[Recorded data]

◇ ◇ ◇ ◇ ◇ ◇ ◇

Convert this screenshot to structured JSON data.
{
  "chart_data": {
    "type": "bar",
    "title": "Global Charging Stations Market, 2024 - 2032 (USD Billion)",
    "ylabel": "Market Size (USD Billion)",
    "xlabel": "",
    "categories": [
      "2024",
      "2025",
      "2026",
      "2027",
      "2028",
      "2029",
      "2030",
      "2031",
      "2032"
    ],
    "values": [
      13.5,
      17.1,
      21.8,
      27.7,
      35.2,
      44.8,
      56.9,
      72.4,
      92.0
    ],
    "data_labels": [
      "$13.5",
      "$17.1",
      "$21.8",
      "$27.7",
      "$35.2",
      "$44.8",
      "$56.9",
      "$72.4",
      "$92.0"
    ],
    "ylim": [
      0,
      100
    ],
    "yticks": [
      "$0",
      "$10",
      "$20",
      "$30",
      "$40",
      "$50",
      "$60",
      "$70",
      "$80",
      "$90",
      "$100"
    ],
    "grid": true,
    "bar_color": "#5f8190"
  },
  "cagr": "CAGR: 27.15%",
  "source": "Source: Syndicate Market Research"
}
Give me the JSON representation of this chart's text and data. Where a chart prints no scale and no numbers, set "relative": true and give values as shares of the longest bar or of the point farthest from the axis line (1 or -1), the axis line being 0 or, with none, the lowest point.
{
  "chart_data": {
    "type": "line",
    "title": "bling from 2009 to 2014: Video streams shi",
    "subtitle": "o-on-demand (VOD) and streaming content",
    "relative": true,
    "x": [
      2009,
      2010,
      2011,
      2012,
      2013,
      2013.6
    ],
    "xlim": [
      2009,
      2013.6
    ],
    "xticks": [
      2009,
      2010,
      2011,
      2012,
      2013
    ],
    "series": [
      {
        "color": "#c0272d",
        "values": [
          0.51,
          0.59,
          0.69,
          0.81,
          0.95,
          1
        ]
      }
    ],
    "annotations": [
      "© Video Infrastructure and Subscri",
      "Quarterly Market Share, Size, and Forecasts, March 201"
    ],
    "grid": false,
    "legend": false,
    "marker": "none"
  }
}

◇ ◇ ◇ ◇ ◇ ◇ ◇

Each entry must be reproduced verbatim.

_RESPONSE TO THIS EXERCISE:_
Convert this screenshot to structured JSON data.
{
  "chart_data": {
    "type": "bar",
    "title": "Global Charging Stations Market, 2024 - 2032 (USD Billion)",
    "ylabel": "Market Size (USD Billion)",
    "xlabel": "",
    "categories": [
      "2024",
      "2025",
      "2026",
      "2027",
      "2028",
      "2029",
      "2030",
      "2031",
      "2032"
    ],
    "values": [
      13.5,
      17.1,
      21.8,
      27.7,
      35.2,
      44.8,
      56.9,
      72.4,
      92.0
    ],
    "data_labels": [
      "$13.5",
      "$17.1",
      "$21.8",
      "$27.7",
      "$35.2",
      "$44.8",
      "$56.9",
      "$72.4",
      "$92.0"
    ],
    "ylim": [
      0,
      100
    ],
    "yticks": [
      "$0",
      "$10",
      "$20",
      "$30",
      "$40",
      "$50",
      "$60",
      "$70",
      "$80",
      "$90",
      "$100"
    ],
    "grid": true,
    "bar_color": "#5f8190"
  },
  "cagr": "CAGR: 27.15%",
  "source": "Source: Syndicate Market Research"
}
Give me the JSON representation of this chart's text and data. Where a chart prints no scale and no numbers, set "relative": true and give values as shares of the longest bar or of the point farthest from the axis line (1 or -1), the axis line being 0 or, with none, the lowest point.
{
  "chart_data": {
    "type": "line",
    "title": "bling from 2009 to 2014: Video streams shi",
    "subtitle": "o-on-demand (VOD) and streaming content",
    "relative": true,
    "x": [
      2009,
      2010,
      2011,
      2012,
      2013,
      2013.6
    ],
    "xlim": [
      2009,
      2013.6
    ],
    "xticks": [
      2009,
      2010,
      2011,
      2012,
      2013
    ],
    "series": [
      {
        "color": "#c0272d",
        "values": [
          0.51,
          0.59,
          0.69,
          0.81,
          0.95,
          1
        ]
      }
    ],
    "annotations": [
      "© Video Infrastructure and Subscri",
      "Quarterly Market Share, Size, and Forecasts, March 201"
    ],
    "grid": false,
    "legend": false,
    "marker": "none"
  }
}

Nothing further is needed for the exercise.